◆ Your objective:
Looking at the data below, count the lines that contain the string "Marshmallow". Write only the total.

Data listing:
━━━━━━━━
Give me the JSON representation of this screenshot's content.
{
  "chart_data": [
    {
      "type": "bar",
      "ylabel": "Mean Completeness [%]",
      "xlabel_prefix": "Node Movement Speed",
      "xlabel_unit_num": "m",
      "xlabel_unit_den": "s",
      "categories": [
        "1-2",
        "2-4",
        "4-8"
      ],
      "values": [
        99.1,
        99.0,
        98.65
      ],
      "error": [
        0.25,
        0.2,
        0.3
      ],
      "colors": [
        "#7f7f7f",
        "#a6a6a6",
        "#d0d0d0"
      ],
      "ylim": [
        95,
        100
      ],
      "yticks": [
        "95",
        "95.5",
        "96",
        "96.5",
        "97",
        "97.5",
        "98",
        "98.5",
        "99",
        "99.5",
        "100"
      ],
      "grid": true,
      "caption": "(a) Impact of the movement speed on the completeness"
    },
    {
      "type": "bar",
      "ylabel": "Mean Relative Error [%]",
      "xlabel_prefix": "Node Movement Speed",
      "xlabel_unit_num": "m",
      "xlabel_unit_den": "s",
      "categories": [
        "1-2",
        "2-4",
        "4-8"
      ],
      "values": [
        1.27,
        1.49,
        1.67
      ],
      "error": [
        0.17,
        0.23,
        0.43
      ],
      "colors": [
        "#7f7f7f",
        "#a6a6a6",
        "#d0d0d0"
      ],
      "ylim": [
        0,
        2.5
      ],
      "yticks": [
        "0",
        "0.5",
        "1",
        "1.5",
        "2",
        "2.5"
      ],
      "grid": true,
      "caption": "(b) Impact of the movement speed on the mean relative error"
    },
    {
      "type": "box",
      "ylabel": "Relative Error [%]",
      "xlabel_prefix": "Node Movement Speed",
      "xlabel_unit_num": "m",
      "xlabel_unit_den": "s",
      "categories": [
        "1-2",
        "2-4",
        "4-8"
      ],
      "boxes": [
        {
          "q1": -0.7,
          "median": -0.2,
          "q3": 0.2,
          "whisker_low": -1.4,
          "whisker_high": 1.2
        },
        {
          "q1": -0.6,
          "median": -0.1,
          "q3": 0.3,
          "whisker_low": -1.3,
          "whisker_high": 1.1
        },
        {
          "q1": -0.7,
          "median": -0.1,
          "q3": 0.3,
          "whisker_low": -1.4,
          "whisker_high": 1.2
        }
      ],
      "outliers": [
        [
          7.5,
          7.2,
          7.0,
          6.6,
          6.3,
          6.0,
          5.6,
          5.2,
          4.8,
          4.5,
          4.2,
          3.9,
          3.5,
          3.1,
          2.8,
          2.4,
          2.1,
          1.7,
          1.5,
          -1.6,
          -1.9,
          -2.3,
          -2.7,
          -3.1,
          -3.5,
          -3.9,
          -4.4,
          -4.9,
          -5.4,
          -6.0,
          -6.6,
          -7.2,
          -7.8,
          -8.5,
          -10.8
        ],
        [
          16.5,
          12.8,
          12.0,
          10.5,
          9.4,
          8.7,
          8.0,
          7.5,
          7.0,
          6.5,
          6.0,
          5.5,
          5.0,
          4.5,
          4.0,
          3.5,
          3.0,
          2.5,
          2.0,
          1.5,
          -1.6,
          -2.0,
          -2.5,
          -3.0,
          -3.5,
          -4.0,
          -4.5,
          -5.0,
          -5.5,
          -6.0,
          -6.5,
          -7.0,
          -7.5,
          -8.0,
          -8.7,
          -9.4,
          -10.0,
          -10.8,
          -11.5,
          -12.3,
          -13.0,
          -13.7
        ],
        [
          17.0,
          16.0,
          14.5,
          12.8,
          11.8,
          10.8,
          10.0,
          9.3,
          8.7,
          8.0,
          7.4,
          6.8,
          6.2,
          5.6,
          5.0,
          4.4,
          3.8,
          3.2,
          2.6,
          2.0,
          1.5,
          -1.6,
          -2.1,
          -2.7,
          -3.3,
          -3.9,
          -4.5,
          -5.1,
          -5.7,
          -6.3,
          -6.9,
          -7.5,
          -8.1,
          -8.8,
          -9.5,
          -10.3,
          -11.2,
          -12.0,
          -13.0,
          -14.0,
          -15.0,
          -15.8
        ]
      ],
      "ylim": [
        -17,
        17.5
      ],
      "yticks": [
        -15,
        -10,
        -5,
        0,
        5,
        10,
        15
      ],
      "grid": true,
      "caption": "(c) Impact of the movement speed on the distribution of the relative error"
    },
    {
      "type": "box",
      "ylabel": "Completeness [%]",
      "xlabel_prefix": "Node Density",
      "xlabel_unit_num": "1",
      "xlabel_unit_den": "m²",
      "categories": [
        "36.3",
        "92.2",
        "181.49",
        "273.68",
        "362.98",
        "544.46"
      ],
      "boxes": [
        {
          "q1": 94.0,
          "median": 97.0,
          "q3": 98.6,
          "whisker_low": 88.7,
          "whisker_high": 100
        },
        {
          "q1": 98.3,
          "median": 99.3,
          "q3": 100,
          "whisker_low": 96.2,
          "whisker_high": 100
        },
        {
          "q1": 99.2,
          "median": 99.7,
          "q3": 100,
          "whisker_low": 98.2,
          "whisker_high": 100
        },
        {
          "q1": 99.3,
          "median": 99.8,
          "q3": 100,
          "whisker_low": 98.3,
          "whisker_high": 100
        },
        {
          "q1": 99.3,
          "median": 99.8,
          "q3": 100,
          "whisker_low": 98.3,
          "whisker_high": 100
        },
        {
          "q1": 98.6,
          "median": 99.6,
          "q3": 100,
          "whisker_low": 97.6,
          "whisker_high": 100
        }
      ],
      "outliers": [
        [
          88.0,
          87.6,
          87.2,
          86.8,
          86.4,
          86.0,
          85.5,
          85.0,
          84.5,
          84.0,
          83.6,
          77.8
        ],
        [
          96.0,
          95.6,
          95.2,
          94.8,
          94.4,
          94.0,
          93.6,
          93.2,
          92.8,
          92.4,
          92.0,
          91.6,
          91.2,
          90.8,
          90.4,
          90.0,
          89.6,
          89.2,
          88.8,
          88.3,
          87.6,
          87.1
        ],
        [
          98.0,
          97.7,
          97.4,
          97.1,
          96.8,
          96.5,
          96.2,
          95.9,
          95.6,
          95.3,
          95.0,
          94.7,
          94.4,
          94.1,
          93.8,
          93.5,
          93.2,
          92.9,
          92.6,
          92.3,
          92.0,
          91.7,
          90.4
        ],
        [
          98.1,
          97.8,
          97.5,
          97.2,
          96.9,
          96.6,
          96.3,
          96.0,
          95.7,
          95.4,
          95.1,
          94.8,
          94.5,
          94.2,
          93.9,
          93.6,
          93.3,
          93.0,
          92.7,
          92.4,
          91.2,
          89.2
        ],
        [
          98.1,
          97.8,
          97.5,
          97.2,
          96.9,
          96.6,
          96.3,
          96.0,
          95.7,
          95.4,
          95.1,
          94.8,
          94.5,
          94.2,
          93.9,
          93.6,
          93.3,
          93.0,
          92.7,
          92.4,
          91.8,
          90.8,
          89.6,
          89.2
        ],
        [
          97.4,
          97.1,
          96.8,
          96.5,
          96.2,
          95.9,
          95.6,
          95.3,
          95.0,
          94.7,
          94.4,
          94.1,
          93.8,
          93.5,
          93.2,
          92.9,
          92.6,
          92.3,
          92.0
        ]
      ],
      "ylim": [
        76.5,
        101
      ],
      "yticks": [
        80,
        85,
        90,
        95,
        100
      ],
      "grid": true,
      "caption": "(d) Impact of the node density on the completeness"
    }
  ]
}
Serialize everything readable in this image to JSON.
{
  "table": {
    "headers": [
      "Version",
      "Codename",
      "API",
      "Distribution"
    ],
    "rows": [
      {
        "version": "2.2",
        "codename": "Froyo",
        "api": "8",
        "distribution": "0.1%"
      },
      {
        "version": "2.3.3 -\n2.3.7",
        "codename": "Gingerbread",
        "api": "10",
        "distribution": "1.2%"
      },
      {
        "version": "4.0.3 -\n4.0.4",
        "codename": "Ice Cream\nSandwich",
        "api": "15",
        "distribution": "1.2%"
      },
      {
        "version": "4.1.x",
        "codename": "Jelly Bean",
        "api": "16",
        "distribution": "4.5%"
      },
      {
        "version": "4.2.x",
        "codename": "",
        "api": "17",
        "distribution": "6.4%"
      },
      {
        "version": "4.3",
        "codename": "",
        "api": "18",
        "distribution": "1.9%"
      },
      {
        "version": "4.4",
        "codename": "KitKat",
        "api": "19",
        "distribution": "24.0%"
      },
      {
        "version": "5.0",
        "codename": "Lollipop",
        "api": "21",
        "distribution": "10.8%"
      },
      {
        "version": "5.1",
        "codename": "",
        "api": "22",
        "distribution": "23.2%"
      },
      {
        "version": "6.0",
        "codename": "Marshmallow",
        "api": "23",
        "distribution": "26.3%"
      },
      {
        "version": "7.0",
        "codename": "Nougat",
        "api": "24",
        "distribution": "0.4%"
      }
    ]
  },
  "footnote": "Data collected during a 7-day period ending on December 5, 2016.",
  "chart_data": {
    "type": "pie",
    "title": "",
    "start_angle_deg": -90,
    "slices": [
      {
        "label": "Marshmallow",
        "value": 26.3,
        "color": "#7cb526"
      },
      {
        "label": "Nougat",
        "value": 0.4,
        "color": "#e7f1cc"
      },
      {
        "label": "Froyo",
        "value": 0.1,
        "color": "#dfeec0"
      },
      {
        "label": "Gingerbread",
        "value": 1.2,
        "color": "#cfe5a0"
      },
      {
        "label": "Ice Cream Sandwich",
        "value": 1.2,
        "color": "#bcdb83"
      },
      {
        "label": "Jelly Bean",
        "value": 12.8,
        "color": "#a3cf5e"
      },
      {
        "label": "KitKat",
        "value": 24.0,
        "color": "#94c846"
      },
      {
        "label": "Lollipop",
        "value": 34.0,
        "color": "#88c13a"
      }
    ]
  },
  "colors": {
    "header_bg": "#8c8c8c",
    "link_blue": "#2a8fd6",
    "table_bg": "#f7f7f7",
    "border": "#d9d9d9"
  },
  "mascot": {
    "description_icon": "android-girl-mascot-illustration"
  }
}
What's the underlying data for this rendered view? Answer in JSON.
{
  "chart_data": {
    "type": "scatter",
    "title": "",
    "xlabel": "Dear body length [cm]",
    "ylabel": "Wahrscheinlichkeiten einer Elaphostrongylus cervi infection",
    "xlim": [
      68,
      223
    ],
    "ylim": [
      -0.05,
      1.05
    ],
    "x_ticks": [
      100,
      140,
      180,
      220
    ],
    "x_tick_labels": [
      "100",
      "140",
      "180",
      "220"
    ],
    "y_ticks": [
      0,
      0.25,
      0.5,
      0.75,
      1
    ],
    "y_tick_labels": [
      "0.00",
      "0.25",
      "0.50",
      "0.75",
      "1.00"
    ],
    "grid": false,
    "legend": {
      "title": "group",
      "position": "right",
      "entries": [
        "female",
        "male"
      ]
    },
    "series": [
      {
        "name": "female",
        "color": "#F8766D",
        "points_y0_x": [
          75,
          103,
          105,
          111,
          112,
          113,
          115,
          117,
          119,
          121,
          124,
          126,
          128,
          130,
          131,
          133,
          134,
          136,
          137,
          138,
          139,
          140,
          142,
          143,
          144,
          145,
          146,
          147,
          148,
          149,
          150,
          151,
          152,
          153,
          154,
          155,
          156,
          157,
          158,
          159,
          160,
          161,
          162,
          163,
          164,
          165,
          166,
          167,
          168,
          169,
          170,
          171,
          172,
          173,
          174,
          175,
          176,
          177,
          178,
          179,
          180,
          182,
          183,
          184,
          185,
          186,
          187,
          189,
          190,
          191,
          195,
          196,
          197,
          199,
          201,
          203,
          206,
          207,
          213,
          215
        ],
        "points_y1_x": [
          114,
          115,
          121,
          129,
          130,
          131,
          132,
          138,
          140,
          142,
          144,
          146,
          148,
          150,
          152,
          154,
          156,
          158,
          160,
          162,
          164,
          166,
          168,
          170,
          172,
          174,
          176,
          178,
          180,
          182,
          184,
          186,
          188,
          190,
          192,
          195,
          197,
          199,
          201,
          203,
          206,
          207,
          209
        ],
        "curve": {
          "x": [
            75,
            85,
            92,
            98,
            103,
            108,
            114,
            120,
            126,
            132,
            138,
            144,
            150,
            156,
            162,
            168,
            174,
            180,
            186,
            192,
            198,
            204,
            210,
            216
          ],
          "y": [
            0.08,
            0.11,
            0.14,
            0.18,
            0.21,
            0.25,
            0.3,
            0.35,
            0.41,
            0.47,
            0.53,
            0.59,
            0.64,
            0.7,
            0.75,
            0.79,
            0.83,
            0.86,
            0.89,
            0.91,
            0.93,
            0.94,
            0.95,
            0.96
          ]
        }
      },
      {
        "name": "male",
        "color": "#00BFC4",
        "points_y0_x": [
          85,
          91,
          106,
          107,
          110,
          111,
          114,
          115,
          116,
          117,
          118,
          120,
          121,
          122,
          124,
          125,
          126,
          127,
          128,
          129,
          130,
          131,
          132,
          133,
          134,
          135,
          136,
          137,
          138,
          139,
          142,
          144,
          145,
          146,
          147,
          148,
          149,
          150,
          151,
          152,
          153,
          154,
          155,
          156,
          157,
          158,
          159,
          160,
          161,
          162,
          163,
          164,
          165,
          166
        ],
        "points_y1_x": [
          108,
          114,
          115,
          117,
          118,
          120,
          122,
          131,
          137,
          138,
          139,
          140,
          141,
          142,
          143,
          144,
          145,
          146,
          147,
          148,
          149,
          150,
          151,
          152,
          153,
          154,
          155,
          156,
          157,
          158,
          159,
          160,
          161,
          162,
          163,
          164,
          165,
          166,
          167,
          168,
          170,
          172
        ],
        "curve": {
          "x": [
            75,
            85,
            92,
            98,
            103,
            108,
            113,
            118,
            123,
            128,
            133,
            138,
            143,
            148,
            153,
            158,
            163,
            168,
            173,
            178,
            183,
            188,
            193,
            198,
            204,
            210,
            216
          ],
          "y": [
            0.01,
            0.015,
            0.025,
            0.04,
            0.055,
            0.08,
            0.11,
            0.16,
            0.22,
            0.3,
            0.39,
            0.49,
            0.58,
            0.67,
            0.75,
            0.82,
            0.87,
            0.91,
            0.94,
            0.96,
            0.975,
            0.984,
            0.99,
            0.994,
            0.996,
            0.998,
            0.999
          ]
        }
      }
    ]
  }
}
━━━━━━━━
◆ Problem solution:
2